[Dataset records]
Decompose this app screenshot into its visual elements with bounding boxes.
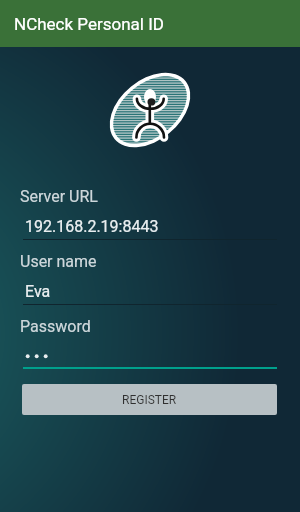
button[interactable]: NCheck Personal ID [0,0,300,47]
staticText: 192.168.2.19:8443 [25,217,159,236]
staticText: Password [20,317,91,336]
staticText: Eva [25,282,51,301]
staticText: User name [20,252,97,271]
staticText: Server URL [20,187,98,206]
staticText: NCheck Personal ID [14,14,164,34]
staticText: REGISTER [122,393,177,407]
button[interactable]: REGISTER [22,384,277,415]
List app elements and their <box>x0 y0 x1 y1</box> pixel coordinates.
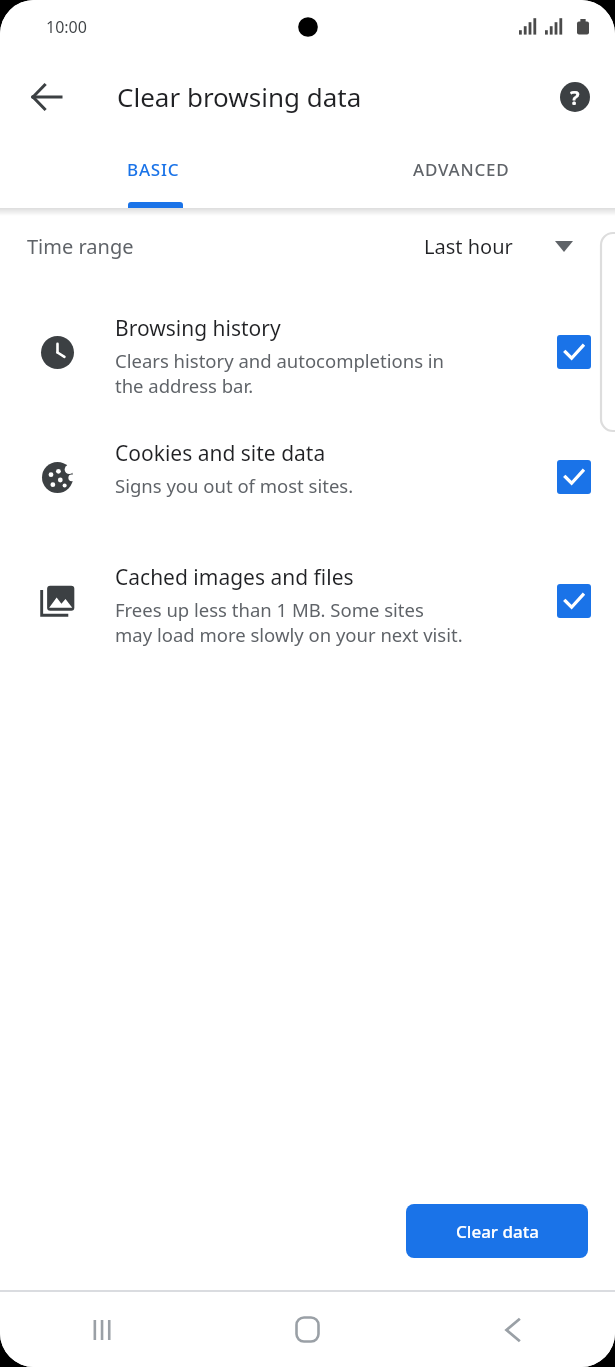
staticText: 10:00 <box>46 16 87 38</box>
button[interactable]: Help <box>549 71 601 123</box>
button[interactable]: Checked <box>557 460 591 494</box>
staticText: Cookies and site data <box>115 439 326 468</box>
staticText: Browsing history <box>115 314 281 343</box>
staticText: ? <box>570 84 580 111</box>
button[interactable]: Back <box>19 69 75 125</box>
button[interactable]: BASIC <box>0 140 307 208</box>
button[interactable]: Cookies and site data <box>0 431 615 523</box>
button[interactable]: Checked <box>557 584 591 618</box>
button[interactable]: Checked <box>557 335 591 369</box>
button[interactable]: Home <box>205 1292 410 1367</box>
staticText: Time range <box>27 233 134 260</box>
staticText: ADVANCED <box>413 158 510 181</box>
button[interactable]: Cached images and files <box>0 555 615 648</box>
staticText: Clear browsing data <box>117 79 362 114</box>
button[interactable]: Recent apps <box>0 1292 205 1367</box>
staticText: Clears history and autocompletions in th… <box>115 348 445 399</box>
staticText: BASIC <box>127 158 180 181</box>
staticText: Signs you out of most sites. <box>115 473 354 498</box>
staticText: Frees up less than 1 MB. Some sites may … <box>115 597 463 648</box>
button[interactable]: ADVANCED <box>307 140 615 208</box>
button[interactable]: Time range <box>0 216 615 276</box>
button[interactable]: Back <box>410 1292 615 1367</box>
button[interactable]: Browsing history <box>0 306 615 399</box>
button[interactable]: Clear data <box>406 1204 588 1258</box>
staticText: Cached images and files <box>115 563 354 592</box>
staticText: Clear data <box>456 1220 539 1243</box>
staticText: Last hour <box>424 233 513 260</box>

_Task prompt_: Reproduce the stretch from the start of the material through the line containing "List app elements", swapping each "REGISTER" for "SIGN UP" and leaving everything else unchanged. Omit the pictures.

_Solution to this problem_:
Decompose this app screenshot into its visual elements with bounding boxes.
button[interactable]: NCheck Personal ID [0,0,300,47]
staticText: 192.168.2.19:8443 [25,217,159,236]
staticText: Password [20,317,91,336]
staticText: Eva [25,282,51,301]
staticText: User name [20,252,97,271]
staticText: Server URL [20,187,98,206]
staticText: NCheck Personal ID [14,14,164,34]
staticText: SIGN UP [122,393,177,407]
button[interactable]: SIGN UP [22,384,277,415]
List app elements and their <box>x0 y0 x1 y1</box> pixel coordinates.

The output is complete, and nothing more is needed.